▶ [Short problem]: Bring together all lines of the material below that contain the string "text".

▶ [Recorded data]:
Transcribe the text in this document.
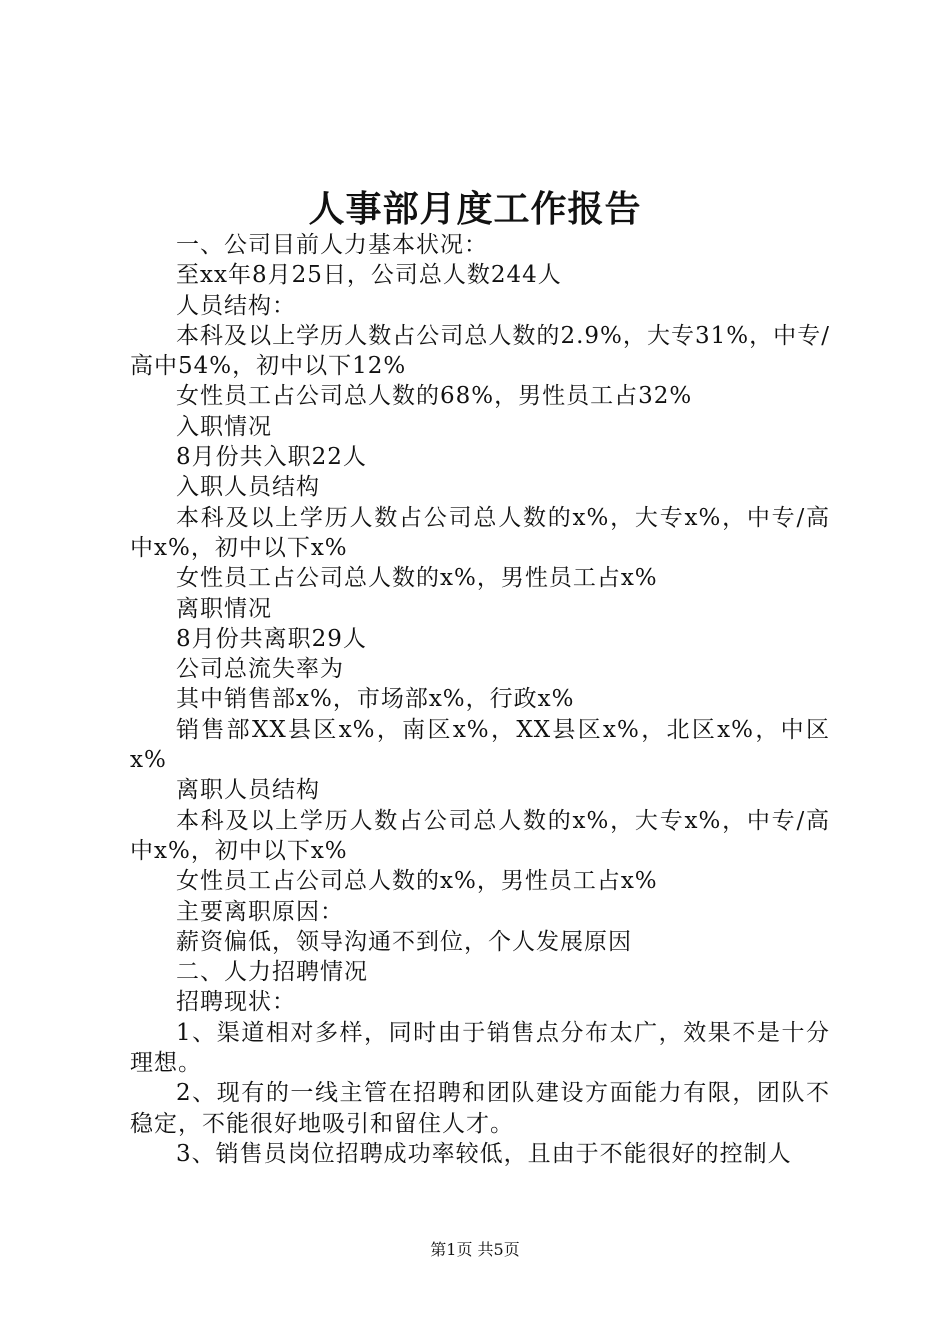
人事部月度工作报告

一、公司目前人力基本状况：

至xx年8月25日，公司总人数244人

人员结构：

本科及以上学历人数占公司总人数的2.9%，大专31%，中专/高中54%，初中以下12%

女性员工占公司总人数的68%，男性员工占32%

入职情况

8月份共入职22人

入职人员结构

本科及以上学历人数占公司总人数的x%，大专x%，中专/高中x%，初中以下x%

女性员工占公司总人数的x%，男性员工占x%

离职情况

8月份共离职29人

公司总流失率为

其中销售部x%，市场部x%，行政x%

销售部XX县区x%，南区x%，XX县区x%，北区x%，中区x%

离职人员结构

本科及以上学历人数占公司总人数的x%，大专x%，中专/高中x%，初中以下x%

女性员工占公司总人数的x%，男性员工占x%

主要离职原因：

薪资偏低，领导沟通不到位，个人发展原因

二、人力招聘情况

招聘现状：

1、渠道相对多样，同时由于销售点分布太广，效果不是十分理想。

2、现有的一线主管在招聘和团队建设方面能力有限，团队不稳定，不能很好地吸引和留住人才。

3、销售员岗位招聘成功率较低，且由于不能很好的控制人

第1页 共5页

---

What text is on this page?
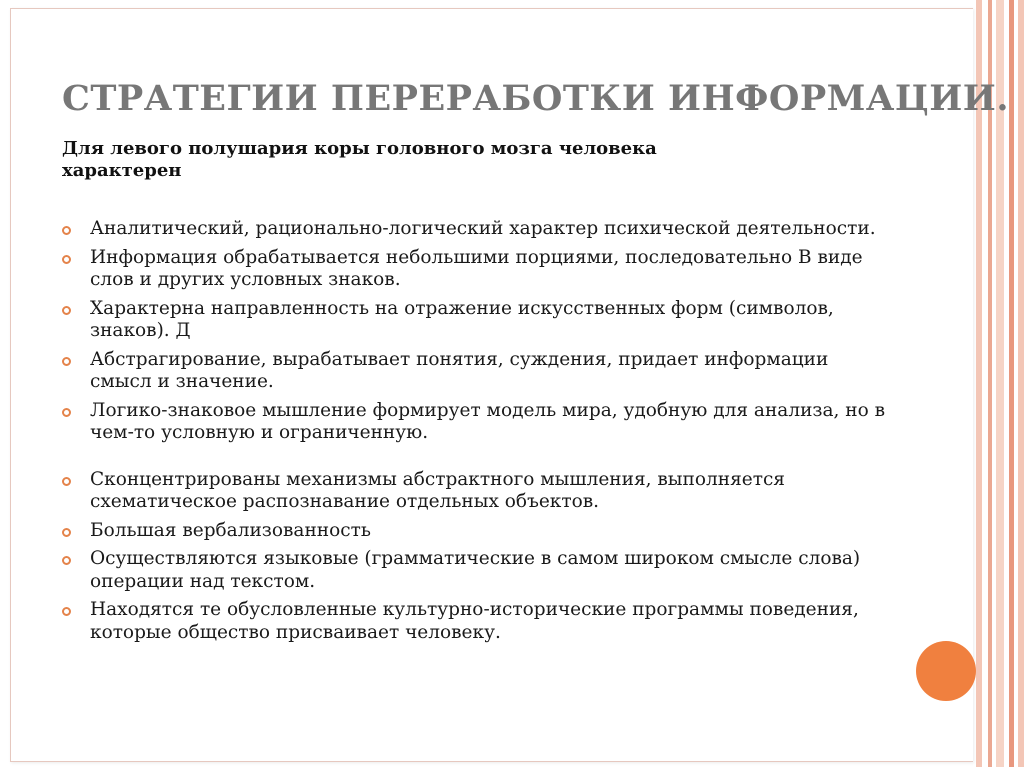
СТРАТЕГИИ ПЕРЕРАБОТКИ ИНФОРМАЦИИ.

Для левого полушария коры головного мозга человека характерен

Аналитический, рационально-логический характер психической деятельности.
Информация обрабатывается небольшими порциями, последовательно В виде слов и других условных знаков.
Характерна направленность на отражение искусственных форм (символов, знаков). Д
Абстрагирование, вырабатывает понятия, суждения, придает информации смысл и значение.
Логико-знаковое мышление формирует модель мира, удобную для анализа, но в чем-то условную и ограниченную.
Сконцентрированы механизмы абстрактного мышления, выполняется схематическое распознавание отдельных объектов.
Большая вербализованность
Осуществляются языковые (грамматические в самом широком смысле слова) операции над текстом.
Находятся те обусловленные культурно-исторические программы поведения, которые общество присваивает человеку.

▶ [Task solution]:
Transcribe the text in this document.
What text is on this page?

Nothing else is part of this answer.